(Figure record listings)
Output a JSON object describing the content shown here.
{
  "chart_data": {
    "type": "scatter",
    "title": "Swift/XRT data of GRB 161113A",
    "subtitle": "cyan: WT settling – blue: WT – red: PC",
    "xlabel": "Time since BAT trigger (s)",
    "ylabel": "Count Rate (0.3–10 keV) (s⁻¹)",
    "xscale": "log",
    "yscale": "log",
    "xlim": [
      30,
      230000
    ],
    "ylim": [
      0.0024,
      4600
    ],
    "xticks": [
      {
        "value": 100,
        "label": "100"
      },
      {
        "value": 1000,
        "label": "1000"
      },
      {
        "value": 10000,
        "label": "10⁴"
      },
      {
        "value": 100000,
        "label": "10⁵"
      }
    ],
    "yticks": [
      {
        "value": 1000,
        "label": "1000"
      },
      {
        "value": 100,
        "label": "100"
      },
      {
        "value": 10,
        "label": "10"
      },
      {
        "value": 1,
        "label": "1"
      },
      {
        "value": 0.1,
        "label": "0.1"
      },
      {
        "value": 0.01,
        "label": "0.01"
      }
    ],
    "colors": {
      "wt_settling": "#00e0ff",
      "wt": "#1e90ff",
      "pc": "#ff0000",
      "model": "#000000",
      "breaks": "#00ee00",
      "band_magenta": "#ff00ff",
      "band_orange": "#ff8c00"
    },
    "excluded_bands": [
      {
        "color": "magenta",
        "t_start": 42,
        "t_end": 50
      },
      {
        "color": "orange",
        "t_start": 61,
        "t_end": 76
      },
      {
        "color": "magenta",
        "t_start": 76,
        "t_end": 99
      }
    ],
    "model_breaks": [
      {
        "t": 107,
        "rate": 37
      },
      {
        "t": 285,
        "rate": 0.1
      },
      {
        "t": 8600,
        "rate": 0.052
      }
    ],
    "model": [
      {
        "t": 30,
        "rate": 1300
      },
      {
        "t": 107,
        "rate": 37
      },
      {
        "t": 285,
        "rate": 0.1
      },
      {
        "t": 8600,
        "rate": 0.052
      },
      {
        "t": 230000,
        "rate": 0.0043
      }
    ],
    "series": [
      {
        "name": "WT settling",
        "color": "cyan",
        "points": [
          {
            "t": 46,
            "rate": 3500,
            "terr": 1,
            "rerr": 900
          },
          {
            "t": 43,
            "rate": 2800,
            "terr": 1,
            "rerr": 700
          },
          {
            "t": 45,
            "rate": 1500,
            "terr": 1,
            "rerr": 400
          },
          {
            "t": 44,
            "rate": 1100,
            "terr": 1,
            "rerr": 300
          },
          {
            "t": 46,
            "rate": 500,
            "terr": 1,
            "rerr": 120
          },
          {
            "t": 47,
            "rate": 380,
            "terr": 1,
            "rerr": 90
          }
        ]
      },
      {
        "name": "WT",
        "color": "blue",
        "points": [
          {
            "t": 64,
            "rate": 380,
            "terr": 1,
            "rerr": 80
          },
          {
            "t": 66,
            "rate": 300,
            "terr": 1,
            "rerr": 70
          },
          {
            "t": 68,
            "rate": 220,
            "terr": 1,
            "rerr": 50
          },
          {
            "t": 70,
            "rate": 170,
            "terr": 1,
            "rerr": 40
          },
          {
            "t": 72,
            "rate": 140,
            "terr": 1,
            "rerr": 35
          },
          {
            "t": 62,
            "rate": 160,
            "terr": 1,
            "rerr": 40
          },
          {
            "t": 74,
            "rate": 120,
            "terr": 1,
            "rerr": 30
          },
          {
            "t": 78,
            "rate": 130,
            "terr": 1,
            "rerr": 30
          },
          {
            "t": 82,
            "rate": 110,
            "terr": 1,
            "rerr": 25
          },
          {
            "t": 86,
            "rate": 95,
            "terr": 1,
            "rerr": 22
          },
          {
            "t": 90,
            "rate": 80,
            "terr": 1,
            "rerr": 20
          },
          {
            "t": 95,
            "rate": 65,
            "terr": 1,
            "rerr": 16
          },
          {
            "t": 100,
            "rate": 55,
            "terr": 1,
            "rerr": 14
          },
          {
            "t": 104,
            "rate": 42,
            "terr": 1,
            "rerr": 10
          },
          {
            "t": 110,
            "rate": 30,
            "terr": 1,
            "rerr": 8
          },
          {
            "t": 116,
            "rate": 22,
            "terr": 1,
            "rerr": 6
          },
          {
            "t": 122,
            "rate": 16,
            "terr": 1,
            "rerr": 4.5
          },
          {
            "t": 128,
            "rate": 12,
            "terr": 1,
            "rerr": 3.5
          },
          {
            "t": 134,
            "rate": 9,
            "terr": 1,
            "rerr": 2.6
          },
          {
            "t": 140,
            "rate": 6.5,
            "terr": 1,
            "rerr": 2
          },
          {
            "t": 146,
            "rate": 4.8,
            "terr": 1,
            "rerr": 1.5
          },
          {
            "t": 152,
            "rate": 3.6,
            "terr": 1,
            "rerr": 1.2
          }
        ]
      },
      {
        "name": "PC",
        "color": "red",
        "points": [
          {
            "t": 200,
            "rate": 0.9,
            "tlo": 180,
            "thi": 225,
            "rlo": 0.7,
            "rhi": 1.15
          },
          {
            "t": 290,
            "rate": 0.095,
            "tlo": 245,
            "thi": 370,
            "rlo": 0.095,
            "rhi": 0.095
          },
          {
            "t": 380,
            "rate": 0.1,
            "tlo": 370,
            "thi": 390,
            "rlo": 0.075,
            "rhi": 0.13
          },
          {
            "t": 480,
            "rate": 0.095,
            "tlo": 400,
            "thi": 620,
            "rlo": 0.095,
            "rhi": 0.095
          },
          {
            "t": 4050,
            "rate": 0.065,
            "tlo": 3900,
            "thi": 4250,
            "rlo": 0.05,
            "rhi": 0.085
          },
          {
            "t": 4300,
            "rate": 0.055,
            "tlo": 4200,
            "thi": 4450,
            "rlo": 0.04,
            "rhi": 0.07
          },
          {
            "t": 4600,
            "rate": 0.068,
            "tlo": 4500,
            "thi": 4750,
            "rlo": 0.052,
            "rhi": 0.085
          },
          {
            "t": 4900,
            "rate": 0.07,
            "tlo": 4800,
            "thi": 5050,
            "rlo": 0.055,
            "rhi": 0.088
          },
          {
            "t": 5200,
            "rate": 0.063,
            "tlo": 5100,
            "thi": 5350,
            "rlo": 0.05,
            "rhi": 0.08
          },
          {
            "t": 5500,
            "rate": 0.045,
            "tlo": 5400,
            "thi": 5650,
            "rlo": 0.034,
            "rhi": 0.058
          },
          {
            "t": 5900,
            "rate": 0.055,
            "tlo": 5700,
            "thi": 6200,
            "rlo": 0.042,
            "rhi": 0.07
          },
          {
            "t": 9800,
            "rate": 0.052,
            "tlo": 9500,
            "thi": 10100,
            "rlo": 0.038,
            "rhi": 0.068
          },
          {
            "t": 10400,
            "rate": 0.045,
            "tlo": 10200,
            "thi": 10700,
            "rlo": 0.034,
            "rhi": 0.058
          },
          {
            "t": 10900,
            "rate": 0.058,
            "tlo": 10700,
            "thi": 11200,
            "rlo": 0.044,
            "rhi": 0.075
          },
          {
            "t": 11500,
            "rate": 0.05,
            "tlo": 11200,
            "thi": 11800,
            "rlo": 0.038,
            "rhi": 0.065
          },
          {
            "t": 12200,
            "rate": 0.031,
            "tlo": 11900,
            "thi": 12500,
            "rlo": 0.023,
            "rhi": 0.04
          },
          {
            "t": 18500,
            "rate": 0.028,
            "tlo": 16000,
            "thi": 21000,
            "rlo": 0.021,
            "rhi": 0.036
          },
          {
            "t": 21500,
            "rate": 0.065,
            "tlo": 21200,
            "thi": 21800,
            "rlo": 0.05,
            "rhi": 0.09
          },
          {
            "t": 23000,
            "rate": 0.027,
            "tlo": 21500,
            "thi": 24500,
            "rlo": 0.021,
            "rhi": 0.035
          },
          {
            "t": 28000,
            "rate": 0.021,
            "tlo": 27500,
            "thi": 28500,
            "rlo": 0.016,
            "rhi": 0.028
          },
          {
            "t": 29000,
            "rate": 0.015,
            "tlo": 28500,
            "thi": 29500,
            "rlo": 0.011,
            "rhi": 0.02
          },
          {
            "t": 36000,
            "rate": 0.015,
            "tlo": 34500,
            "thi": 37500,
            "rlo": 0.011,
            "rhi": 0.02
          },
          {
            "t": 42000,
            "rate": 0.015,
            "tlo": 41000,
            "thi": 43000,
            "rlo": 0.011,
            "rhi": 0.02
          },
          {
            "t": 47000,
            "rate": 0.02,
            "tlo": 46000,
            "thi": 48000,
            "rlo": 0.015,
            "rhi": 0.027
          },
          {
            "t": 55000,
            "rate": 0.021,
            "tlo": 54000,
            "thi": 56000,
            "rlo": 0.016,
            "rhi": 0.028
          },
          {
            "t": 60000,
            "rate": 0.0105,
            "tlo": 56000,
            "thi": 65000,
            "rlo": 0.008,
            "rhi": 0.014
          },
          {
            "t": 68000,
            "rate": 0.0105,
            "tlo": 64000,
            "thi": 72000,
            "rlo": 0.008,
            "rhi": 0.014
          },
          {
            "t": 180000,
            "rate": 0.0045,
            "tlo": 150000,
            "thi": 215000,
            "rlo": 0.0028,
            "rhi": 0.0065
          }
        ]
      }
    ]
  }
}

- _PROBLEM DESCRIPTION_:
Copy out every line with the word "value".

- _TASK RESULT_:
        "value": 100,
        "value": 1000,
        "value": 10000,
        "value": 100000,
        "value": 1000,
        "value": 100,
        "value": 10,
        "value": 1,
        "value": 0.1,
        "value": 0.01,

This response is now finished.